**Extracted records:**
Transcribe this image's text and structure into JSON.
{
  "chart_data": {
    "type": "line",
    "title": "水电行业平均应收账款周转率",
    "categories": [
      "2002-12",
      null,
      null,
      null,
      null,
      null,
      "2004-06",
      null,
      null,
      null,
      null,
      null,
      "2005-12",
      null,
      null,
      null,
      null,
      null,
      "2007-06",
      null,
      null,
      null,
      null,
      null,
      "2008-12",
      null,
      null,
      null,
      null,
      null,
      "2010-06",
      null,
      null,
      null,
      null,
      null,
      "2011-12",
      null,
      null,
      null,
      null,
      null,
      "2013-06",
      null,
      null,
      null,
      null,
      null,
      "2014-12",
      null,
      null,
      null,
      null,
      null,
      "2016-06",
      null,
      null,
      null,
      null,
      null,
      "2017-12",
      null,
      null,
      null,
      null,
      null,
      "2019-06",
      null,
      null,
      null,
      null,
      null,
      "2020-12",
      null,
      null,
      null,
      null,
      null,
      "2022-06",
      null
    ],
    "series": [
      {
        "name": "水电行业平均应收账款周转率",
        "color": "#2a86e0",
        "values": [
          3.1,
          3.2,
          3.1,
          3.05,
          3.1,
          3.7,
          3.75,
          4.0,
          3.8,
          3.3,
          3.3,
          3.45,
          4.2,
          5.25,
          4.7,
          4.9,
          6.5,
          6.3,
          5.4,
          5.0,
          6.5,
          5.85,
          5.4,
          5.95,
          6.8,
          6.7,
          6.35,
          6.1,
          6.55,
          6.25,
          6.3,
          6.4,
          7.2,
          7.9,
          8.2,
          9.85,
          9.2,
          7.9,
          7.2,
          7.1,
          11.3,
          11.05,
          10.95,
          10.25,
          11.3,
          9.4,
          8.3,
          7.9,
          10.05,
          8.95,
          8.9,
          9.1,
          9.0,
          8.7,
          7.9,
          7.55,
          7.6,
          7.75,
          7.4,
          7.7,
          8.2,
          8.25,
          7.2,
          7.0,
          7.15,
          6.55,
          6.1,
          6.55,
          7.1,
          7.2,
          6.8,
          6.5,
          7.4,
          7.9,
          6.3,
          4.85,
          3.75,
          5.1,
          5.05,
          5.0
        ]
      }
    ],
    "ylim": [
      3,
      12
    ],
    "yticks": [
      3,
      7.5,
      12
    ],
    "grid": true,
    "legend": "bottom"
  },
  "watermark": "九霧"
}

**What you have to do:**
Reproduce the material above exactly; please quote every line of it.

**Exercise result:**
Transcribe this image's text and structure into JSON.
{
  "chart_data": {
    "type": "line",
    "title": "水电行业平均应收账款周转率",
    "categories": [
      "2002-12",
      null,
      null,
      null,
      null,
      null,
      "2004-06",
      null,
      null,
      null,
      null,
      null,
      "2005-12",
      null,
      null,
      null,
      null,
      null,
      "2007-06",
      null,
      null,
      null,
      null,
      null,
      "2008-12",
      null,
      null,
      null,
      null,
      null,
      "2010-06",
      null,
      null,
      null,
      null,
      null,
      "2011-12",
      null,
      null,
      null,
      null,
      null,
      "2013-06",
      null,
      null,
      null,
      null,
      null,
      "2014-12",
      null,
      null,
      null,
      null,
      null,
      "2016-06",
      null,
      null,
      null,
      null,
      null,
      "2017-12",
      null,
      null,
      null,
      null,
      null,
      "2019-06",
      null,
      null,
      null,
      null,
      null,
      "2020-12",
      null,
      null,
      null,
      null,
      null,
      "2022-06",
      null
    ],
    "series": [
      {
        "name": "水电行业平均应收账款周转率",
        "color": "#2a86e0",
        "values": [
          3.1,
          3.2,
          3.1,
          3.05,
          3.1,
          3.7,
          3.75,
          4.0,
          3.8,
          3.3,
          3.3,
          3.45,
          4.2,
          5.25,
          4.7,
          4.9,
          6.5,
          6.3,
          5.4,
          5.0,
          6.5,
          5.85,
          5.4,
          5.95,
          6.8,
          6.7,
          6.35,
          6.1,
          6.55,
          6.25,
          6.3,
          6.4,
          7.2,
          7.9,
          8.2,
          9.85,
          9.2,
          7.9,
          7.2,
          7.1,
          11.3,
          11.05,
          10.95,
          10.25,
          11.3,
          9.4,
          8.3,
          7.9,
          10.05,
          8.95,
          8.9,
          9.1,
          9.0,
          8.7,
          7.9,
          7.55,
          7.6,
          7.75,
          7.4,
          7.7,
          8.2,
          8.25,
          7.2,
          7.0,
          7.15,
          6.55,
          6.1,
          6.55,
          7.1,
          7.2,
          6.8,
          6.5,
          7.4,
          7.9,
          6.3,
          4.85,
          3.75,
          5.1,
          5.05,
          5.0
        ]
      }
    ],
    "ylim": [
      3,
      12
    ],
    "yticks": [
      3,
      7.5,
      12
    ],
    "grid": true,
    "legend": "bottom"
  },
  "watermark": "九霧"
}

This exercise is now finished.